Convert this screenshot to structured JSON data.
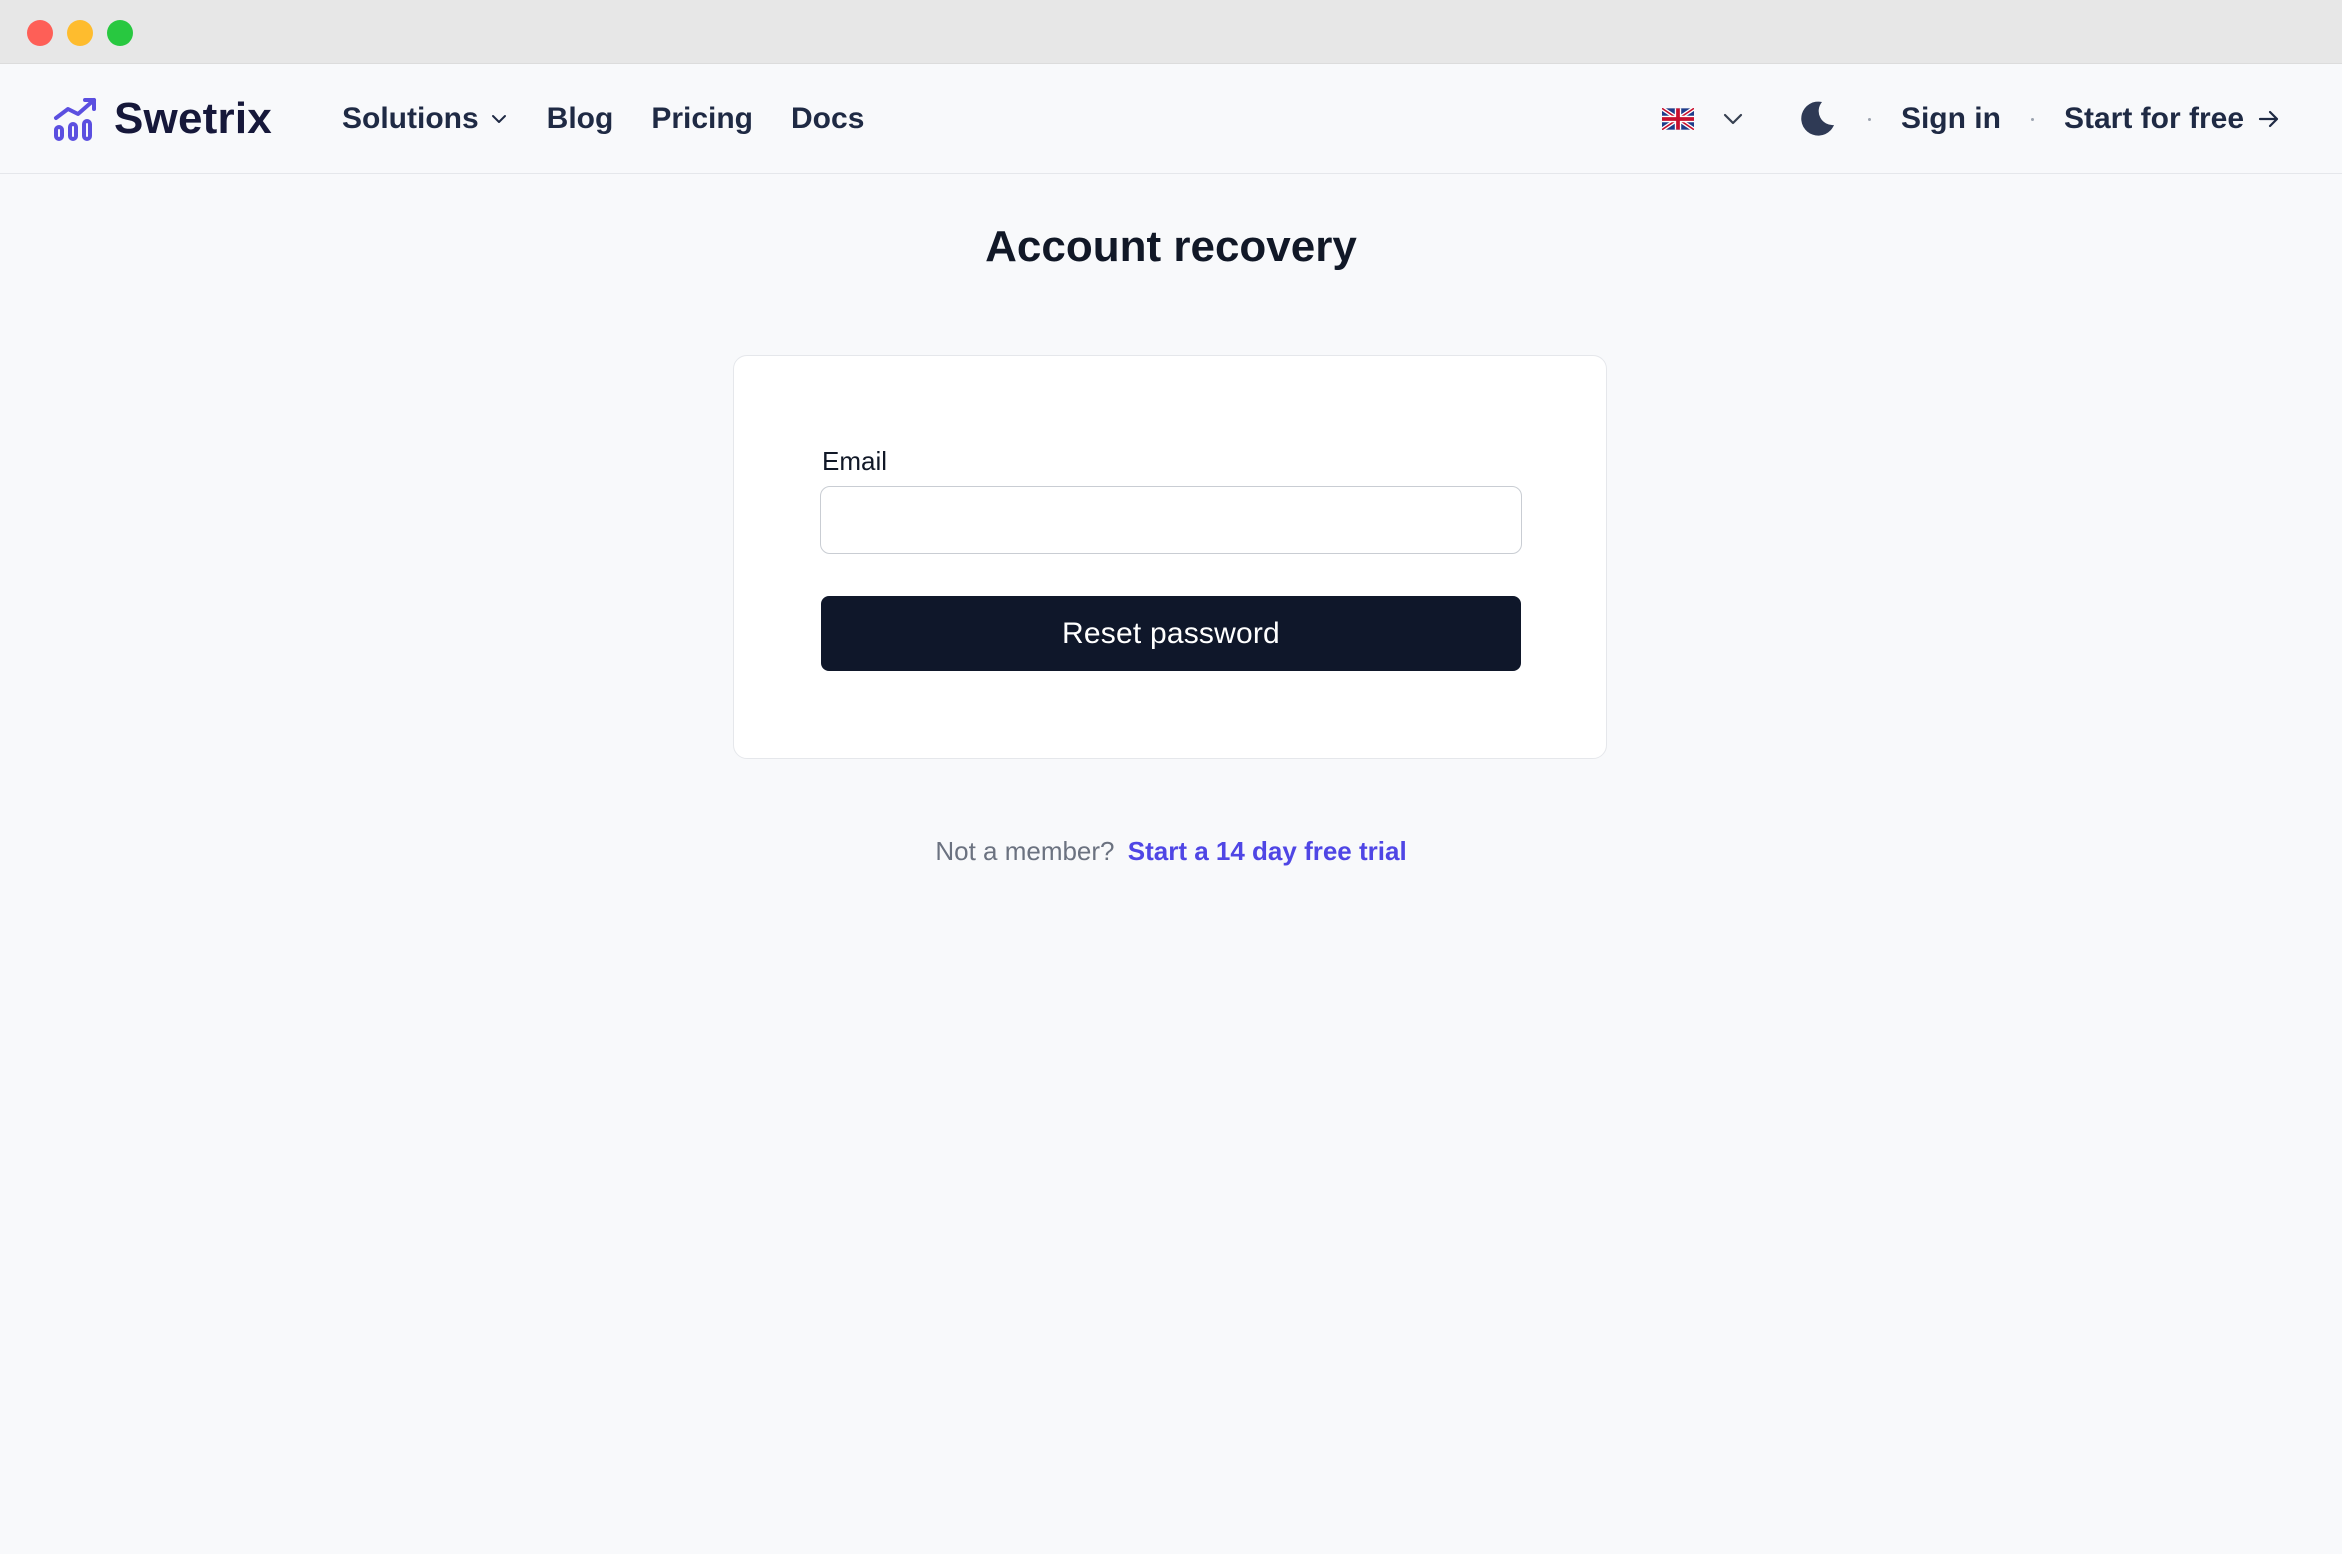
{
  "brand": {
    "name": "Swetrix",
    "accent_color": "#5b4fe0",
    "logo_icon": "chart-trend-icon"
  },
  "nav": {
    "items": [
      {
        "label": "Solutions",
        "has_dropdown": true
      },
      {
        "label": "Blog"
      },
      {
        "label": "Pricing"
      },
      {
        "label": "Docs"
      }
    ]
  },
  "header_right": {
    "language_icon": "uk-flag-icon",
    "theme_icon": "moon-icon",
    "sign_in": "Sign in",
    "start_free": "Start for free"
  },
  "page": {
    "title": "Account recovery"
  },
  "form": {
    "email_label": "Email",
    "email_value": "",
    "email_placeholder": "",
    "submit_label": "Reset password",
    "submit_color": "#0f172a"
  },
  "footer": {
    "prompt": "Not a member?",
    "link": "Start a 14 day free trial",
    "link_color": "#4f46e5"
  }
}
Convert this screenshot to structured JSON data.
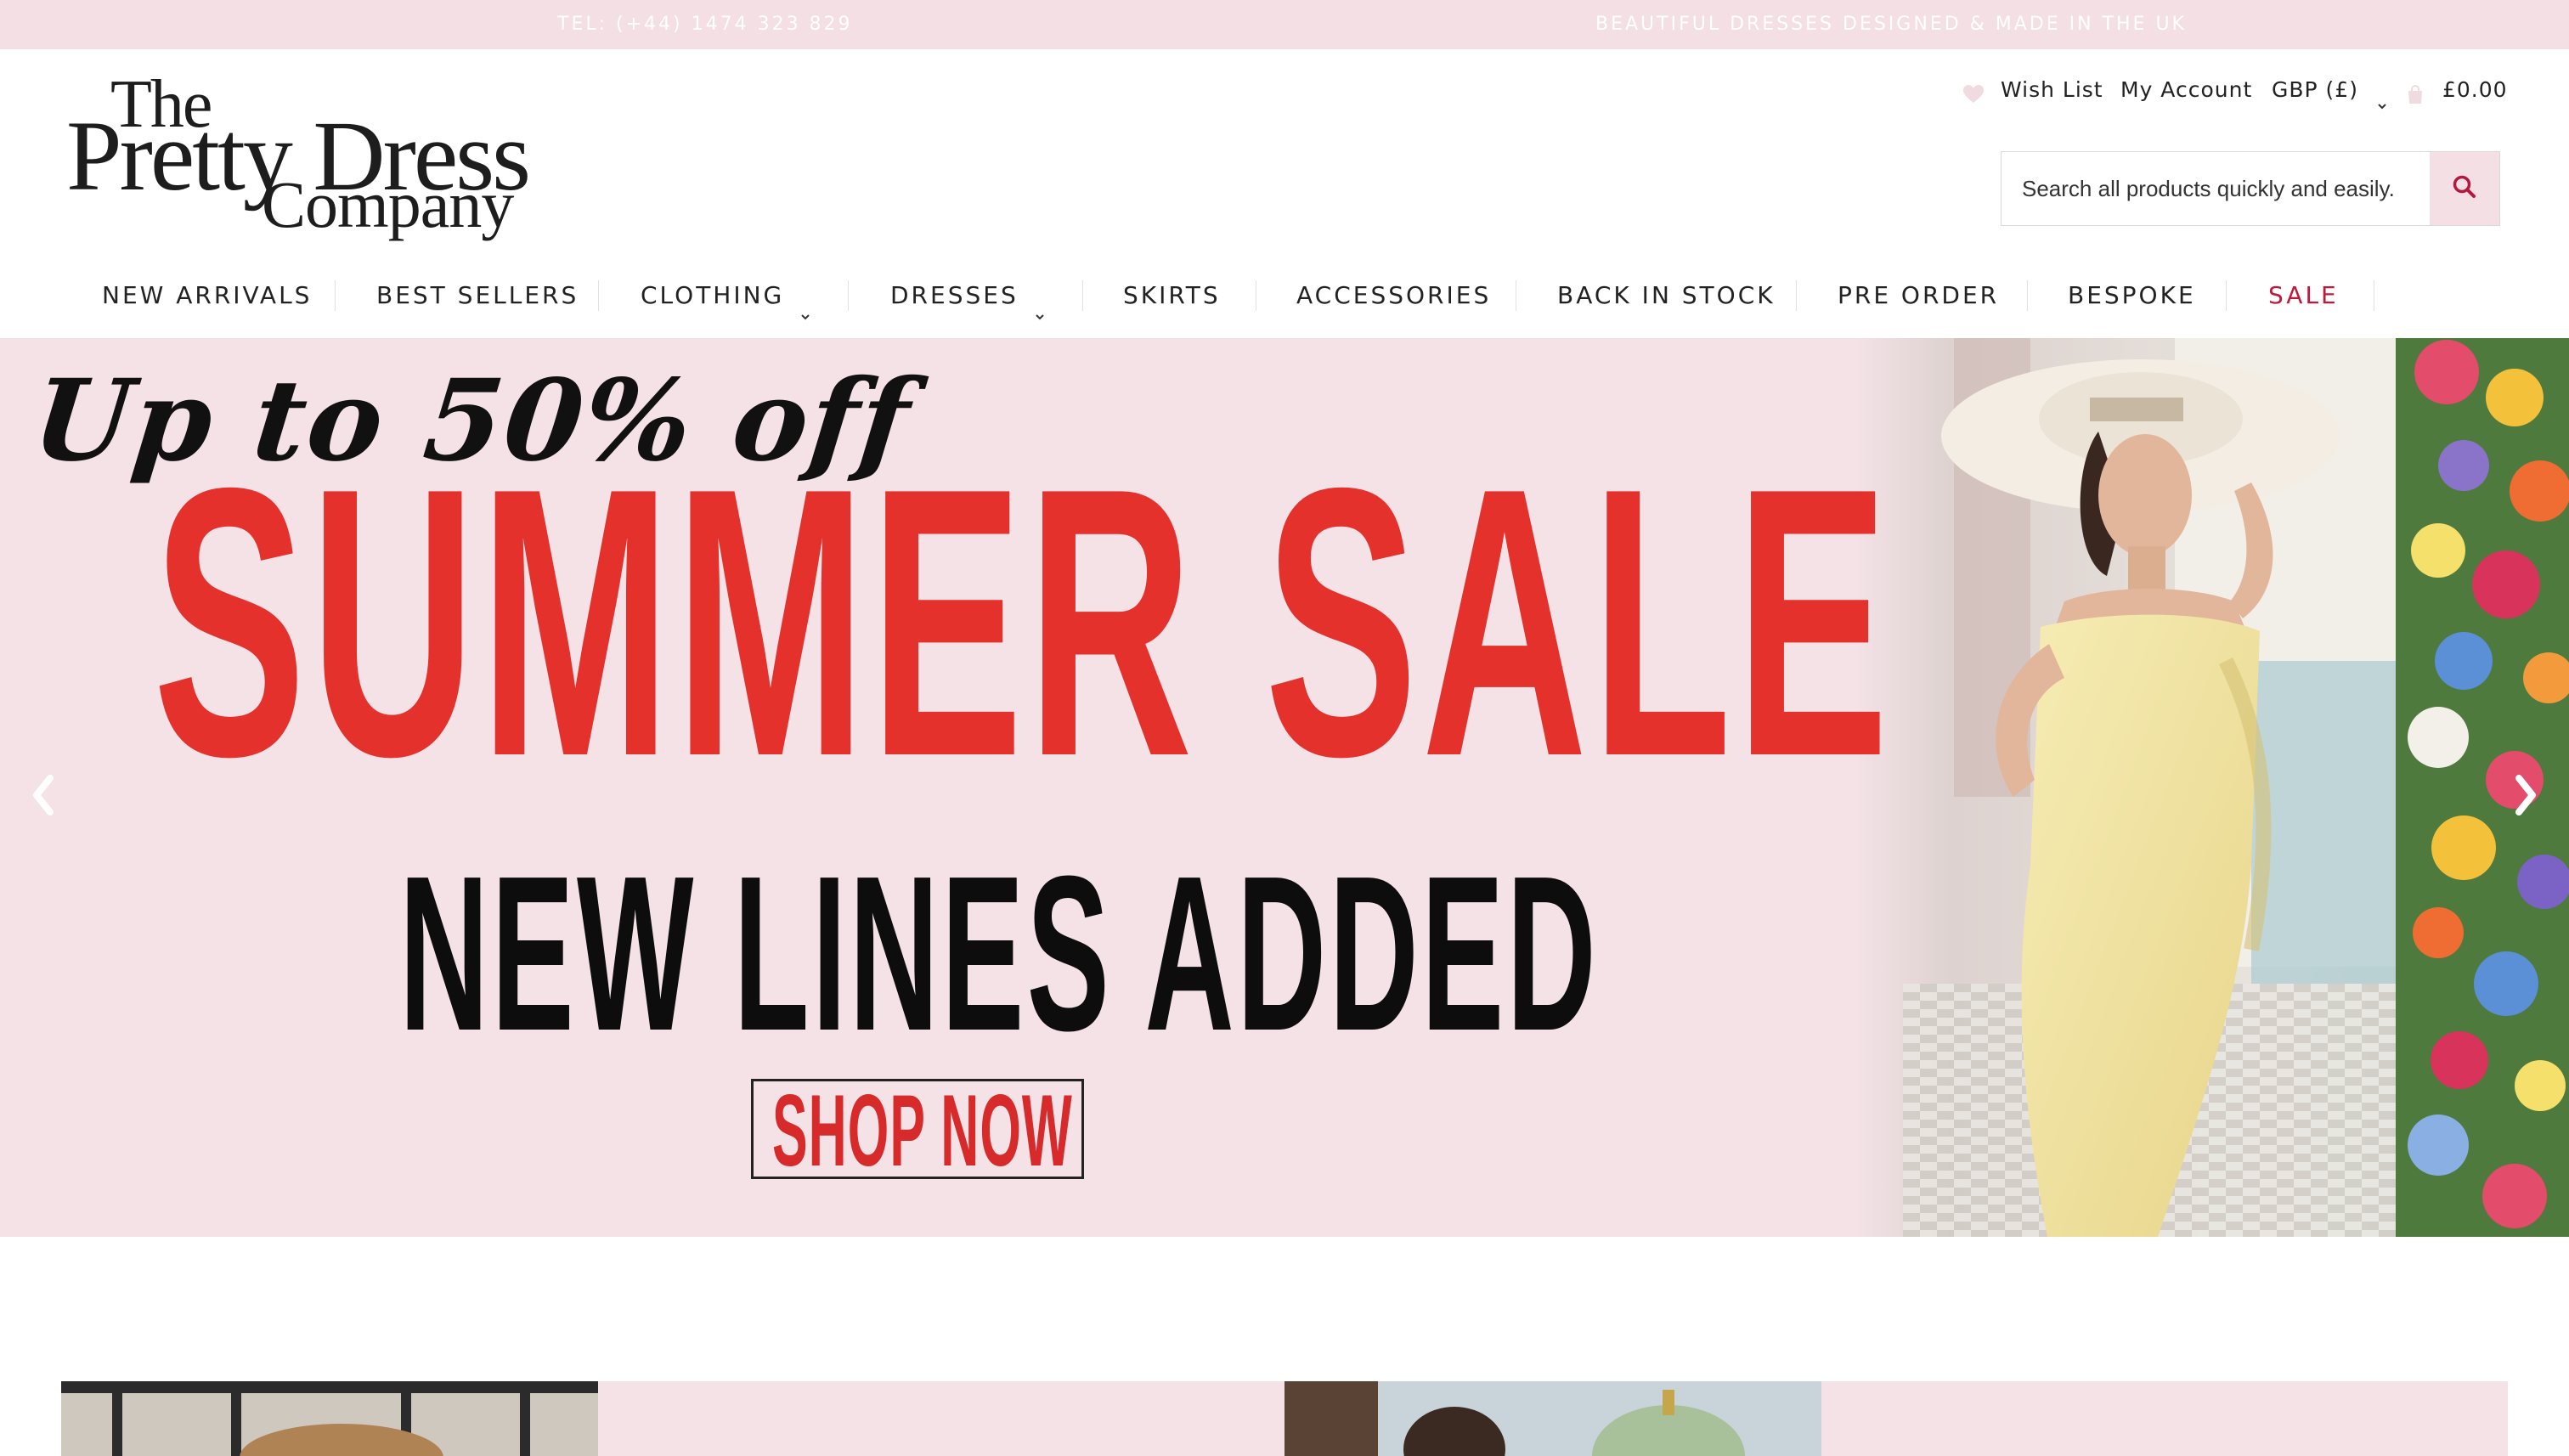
{
  "topbar": {
    "phone": "TEL: (+44) 1474 323 829",
    "tagline": "BEAUTIFUL DRESSES DESIGNED & MADE IN THE UK"
  },
  "logo": {
    "line1": "The",
    "line2": "Pretty Dress",
    "line3": "Company"
  },
  "utility": {
    "wishlist": "Wish List",
    "account": "My Account",
    "currency": "GBP (£)",
    "cart_total": "£0.00"
  },
  "search": {
    "placeholder": "Search all products quickly and easily."
  },
  "nav": {
    "items": [
      {
        "label": "NEW ARRIVALS"
      },
      {
        "label": "BEST SELLERS"
      },
      {
        "label": "CLOTHING"
      },
      {
        "label": "DRESSES"
      },
      {
        "label": "SKIRTS"
      },
      {
        "label": "ACCESSORIES"
      },
      {
        "label": "BACK IN STOCK"
      },
      {
        "label": "PRE ORDER"
      },
      {
        "label": "BESPOKE"
      },
      {
        "label": "SALE"
      }
    ]
  },
  "hero": {
    "line1": "Up to 50% off",
    "line2": "SUMMER SALE",
    "line3": "NEW LINES ADDED",
    "cta": "SHOP NOW"
  },
  "colors": {
    "topbar_bg": "#f3dfe4",
    "hero_bg": "#f4e2e7",
    "sale_red": "#c0183a",
    "promo_red": "#e4312b"
  },
  "icons": [
    "heart-icon",
    "bag-icon",
    "chevron-down-icon",
    "search-icon",
    "chevron-left-icon",
    "chevron-right-icon"
  ]
}
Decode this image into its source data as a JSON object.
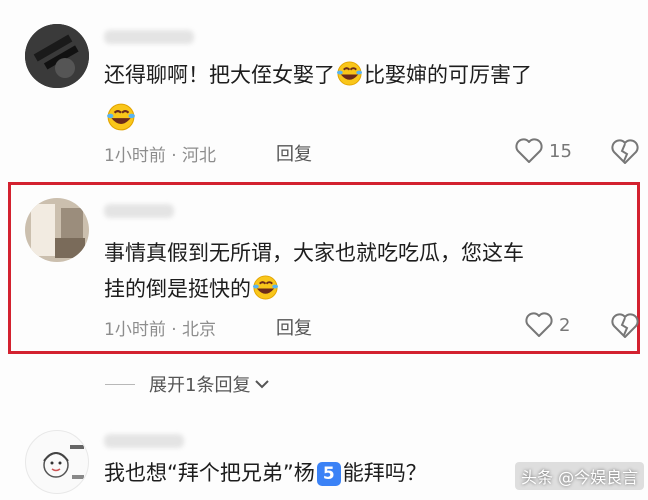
{
  "comments": [
    {
      "text_line1": "还得聊啊！把大侄女娶了",
      "text_line1_tail": "比娶婶的可厉害了",
      "time": "1小时前",
      "location": "河北",
      "reply_label": "回复",
      "likes": "15"
    },
    {
      "text_line1": "事情真假到无所谓，大家也就吃吃瓜，您这车",
      "text_line2": "挂的倒是挺快的",
      "time": "1小时前",
      "location": "北京",
      "reply_label": "回复",
      "likes": "2"
    },
    {
      "text_prefix": "我也想“拜个把兄弟”杨",
      "badge": "5",
      "text_suffix": "能拜吗？"
    }
  ],
  "expand_replies": "展开1条回复",
  "meta_separator": "·",
  "watermark": "头条 @今娱良言",
  "colors": {
    "highlight_border": "#d3212f",
    "emoji_face": "#f9c61a"
  },
  "icons": [
    "laughing-crying-emoji-icon",
    "heart-outline-icon",
    "broken-heart-icon",
    "chevron-down-icon"
  ]
}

—————

• **THE EXERCISE**:
Find the lines containing "Start" and list every one of them.

• **PROBLEM SOLUTION**:
    "start_free": "Start for free"
    "link": "Start a 14 day free trial",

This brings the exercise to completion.